- What the exercise asks
Below is a set of records; restate each one word for word.

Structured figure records
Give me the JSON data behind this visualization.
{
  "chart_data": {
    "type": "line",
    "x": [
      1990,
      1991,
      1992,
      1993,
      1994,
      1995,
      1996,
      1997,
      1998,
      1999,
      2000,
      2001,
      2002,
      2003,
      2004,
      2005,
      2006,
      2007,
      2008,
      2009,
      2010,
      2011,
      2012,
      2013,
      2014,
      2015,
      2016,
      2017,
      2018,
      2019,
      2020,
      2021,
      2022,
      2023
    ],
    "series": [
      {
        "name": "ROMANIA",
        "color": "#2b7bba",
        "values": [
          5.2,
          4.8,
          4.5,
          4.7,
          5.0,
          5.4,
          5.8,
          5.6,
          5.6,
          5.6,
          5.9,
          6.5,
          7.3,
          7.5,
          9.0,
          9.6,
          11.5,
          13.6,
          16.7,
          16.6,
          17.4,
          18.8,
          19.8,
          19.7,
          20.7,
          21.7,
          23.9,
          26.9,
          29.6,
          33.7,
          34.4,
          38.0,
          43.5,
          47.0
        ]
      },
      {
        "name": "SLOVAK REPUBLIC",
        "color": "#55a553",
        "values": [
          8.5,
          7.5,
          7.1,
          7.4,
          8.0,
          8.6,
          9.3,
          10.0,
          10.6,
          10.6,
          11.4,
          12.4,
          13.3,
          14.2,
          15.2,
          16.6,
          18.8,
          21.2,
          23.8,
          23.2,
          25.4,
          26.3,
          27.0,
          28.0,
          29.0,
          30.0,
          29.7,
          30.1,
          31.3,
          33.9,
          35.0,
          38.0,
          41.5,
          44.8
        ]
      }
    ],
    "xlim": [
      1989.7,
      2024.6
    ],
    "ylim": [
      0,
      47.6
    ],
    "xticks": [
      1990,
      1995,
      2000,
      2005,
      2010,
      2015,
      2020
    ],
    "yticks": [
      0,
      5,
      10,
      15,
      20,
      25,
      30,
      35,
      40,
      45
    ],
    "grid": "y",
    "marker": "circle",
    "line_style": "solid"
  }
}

- Solution to the exercise
Give me the JSON data behind this visualization.
{
  "chart_data": {
    "type": "line",
    "x": [
      1990,
      1991,
      1992,
      1993,
      1994,
      1995,
      1996,
      1997,
      1998,
      1999,
      2000,
      2001,
      2002,
      2003,
      2004,
      2005,
      2006,
      2007,
      2008,
      2009,
      2010,
      2011,
      2012,
      2013,
      2014,
      2015,
      2016,
      2017,
      2018,
      2019,
      2020,
      2021,
      2022,
      2023
    ],
    "series": [
      {
        "name": "ROMANIA",
        "color": "#2b7bba",
        "values": [
          5.2,
          4.8,
          4.5,
          4.7,
          5.0,
          5.4,
          5.8,
          5.6,
          5.6,
          5.6,
          5.9,
          6.5,
          7.3,
          7.5,
          9.0,
          9.6,
          11.5,
          13.6,
          16.7,
          16.6,
          17.4,
          18.8,
          19.8,
          19.7,
          20.7,
          21.7,
          23.9,
          26.9,
          29.6,
          33.7,
          34.4,
          38.0,
          43.5,
          47.0
        ]
      },
      {
        "name": "SLOVAK REPUBLIC",
        "color": "#55a553",
        "values": [
          8.5,
          7.5,
          7.1,
          7.4,
          8.0,
          8.6,
          9.3,
          10.0,
          10.6,
          10.6,
          11.4,
          12.4,
          13.3,
          14.2,
          15.2,
          16.6,
          18.8,
          21.2,
          23.8,
          23.2,
          25.4,
          26.3,
          27.0,
          28.0,
          29.0,
          30.0,
          29.7,
          30.1,
          31.3,
          33.9,
          35.0,
          38.0,
          41.5,
          44.8
        ]
      }
    ],
    "xlim": [
      1989.7,
      2024.6
    ],
    "ylim": [
      0,
      47.6
    ],
    "xticks": [
      1990,
      1995,
      2000,
      2005,
      2010,
      2015,
      2020
    ],
    "yticks": [
      0,
      5,
      10,
      15,
      20,
      25,
      30,
      35,
      40,
      45
    ],
    "grid": "y",
    "marker": "circle",
    "line_style": "solid"
  }
}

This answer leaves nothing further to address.